DATASET RECORDS:
______

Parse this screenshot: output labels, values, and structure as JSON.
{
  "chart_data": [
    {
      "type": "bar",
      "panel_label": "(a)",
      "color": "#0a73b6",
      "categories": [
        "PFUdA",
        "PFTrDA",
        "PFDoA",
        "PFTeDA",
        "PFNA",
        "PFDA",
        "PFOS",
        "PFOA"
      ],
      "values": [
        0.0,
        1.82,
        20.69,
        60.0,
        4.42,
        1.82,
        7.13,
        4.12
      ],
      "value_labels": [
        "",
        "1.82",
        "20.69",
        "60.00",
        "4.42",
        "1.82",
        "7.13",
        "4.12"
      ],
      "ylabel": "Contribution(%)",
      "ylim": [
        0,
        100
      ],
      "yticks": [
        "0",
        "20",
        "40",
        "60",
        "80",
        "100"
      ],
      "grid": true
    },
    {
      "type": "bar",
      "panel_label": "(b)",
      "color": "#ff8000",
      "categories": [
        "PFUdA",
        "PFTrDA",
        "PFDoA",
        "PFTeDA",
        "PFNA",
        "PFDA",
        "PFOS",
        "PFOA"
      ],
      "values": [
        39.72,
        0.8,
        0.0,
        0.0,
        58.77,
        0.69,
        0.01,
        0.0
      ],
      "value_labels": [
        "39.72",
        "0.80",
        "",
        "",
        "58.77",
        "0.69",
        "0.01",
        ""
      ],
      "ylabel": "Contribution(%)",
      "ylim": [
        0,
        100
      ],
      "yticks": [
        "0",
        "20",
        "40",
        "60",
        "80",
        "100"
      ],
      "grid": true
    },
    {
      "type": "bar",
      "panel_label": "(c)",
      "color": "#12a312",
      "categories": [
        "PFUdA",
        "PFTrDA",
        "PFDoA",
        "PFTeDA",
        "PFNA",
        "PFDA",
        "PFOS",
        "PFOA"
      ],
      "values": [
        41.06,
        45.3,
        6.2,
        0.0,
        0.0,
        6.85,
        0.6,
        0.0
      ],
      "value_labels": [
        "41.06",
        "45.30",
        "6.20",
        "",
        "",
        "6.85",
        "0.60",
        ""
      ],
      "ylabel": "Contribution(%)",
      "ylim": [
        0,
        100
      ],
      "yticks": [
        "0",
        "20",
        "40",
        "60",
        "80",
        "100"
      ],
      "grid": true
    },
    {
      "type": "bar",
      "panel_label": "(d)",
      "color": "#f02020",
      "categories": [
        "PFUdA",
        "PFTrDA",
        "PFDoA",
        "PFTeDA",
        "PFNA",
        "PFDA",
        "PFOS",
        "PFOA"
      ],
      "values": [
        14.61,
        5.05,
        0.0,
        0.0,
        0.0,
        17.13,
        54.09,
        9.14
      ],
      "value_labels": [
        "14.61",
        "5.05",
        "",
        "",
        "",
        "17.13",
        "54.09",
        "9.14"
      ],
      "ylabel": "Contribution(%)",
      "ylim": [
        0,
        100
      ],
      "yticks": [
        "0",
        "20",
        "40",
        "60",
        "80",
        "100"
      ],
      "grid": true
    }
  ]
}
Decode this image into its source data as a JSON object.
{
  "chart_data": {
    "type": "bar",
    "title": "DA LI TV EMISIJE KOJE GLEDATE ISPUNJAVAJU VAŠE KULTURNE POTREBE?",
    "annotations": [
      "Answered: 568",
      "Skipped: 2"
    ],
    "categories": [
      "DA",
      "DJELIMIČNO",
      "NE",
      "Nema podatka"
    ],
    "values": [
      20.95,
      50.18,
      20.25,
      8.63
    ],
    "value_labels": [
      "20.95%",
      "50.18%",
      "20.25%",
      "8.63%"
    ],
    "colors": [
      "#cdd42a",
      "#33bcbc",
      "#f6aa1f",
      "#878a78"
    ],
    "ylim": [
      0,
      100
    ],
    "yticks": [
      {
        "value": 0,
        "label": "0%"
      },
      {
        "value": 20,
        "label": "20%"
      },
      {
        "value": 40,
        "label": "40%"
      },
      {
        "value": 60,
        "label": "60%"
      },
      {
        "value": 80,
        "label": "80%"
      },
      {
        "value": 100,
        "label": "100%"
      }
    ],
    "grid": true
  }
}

______

WHAT YOU WILL DO: Copy each record from above without leaving any out.

THE RESPONSE:
Parse this screenshot: output labels, values, and structure as JSON.
{
  "chart_data": [
    {
      "type": "bar",
      "panel_label": "(a)",
      "color": "#0a73b6",
      "categories": [
        "PFUdA",
        "PFTrDA",
        "PFDoA",
        "PFTeDA",
        "PFNA",
        "PFDA",
        "PFOS",
        "PFOA"
      ],
      "values": [
        0.0,
        1.82,
        20.69,
        60.0,
        4.42,
        1.82,
        7.13,
        4.12
      ],
      "value_labels": [
        "",
        "1.82",
        "20.69",
        "60.00",
        "4.42",
        "1.82",
        "7.13",
        "4.12"
      ],
      "ylabel": "Contribution(%)",
      "ylim": [
        0,
        100
      ],
      "yticks": [
        "0",
        "20",
        "40",
        "60",
        "80",
        "100"
      ],
      "grid": true
    },
    {
      "type": "bar",
      "panel_label": "(b)",
      "color": "#ff8000",
      "categories": [
        "PFUdA",
        "PFTrDA",
        "PFDoA",
        "PFTeDA",
        "PFNA",
        "PFDA",
        "PFOS",
        "PFOA"
      ],
      "values": [
        39.72,
        0.8,
        0.0,
        0.0,
        58.77,
        0.69,
        0.01,
        0.0
      ],
      "value_labels": [
        "39.72",
        "0.80",
        "",
        "",
        "58.77",
        "0.69",
        "0.01",
        ""
      ],
      "ylabel": "Contribution(%)",
      "ylim": [
        0,
        100
      ],
      "yticks": [
        "0",
        "20",
        "40",
        "60",
        "80",
        "100"
      ],
      "grid": true
    },
    {
      "type": "bar",
      "panel_label": "(c)",
      "color": "#12a312",
      "categories": [
        "PFUdA",
        "PFTrDA",
        "PFDoA",
        "PFTeDA",
        "PFNA",
        "PFDA",
        "PFOS",
        "PFOA"
      ],
      "values": [
        41.06,
        45.3,
        6.2,
        0.0,
        0.0,
        6.85,
        0.6,
        0.0
      ],
      "value_labels": [
        "41.06",
        "45.30",
        "6.20",
        "",
        "",
        "6.85",
        "0.60",
        ""
      ],
      "ylabel": "Contribution(%)",
      "ylim": [
        0,
        100
      ],
      "yticks": [
        "0",
        "20",
        "40",
        "60",
        "80",
        "100"
      ],
      "grid": true
    },
    {
      "type": "bar",
      "panel_label": "(d)",
      "color": "#f02020",
      "categories": [
        "PFUdA",
        "PFTrDA",
        "PFDoA",
        "PFTeDA",
        "PFNA",
        "PFDA",
        "PFOS",
        "PFOA"
      ],
      "values": [
        14.61,
        5.05,
        0.0,
        0.0,
        0.0,
        17.13,
        54.09,
        9.14
      ],
      "value_labels": [
        "14.61",
        "5.05",
        "",
        "",
        "",
        "17.13",
        "54.09",
        "9.14"
      ],
      "ylabel": "Contribution(%)",
      "ylim": [
        0,
        100
      ],
      "yticks": [
        "0",
        "20",
        "40",
        "60",
        "80",
        "100"
      ],
      "grid": true
    }
  ]
}
Decode this image into its source data as a JSON object.
{
  "chart_data": {
    "type": "bar",
    "title": "DA LI TV EMISIJE KOJE GLEDATE ISPUNJAVAJU VAŠE KULTURNE POTREBE?",
    "annotations": [
      "Answered: 568",
      "Skipped: 2"
    ],
    "categories": [
      "DA",
      "DJELIMIČNO",
      "NE",
      "Nema podatka"
    ],
    "values": [
      20.95,
      50.18,
      20.25,
      8.63
    ],
    "value_labels": [
      "20.95%",
      "50.18%",
      "20.25%",
      "8.63%"
    ],
    "colors": [
      "#cdd42a",
      "#33bcbc",
      "#f6aa1f",
      "#878a78"
    ],
    "ylim": [
      0,
      100
    ],
    "yticks": [
      {
        "value": 0,
        "label": "0%"
      },
      {
        "value": 20,
        "label": "20%"
      },
      {
        "value": 40,
        "label": "40%"
      },
      {
        "value": 60,
        "label": "60%"
      },
      {
        "value": 80,
        "label": "80%"
      },
      {
        "value": 100,
        "label": "100%"
      }
    ],
    "grid": true
  }
}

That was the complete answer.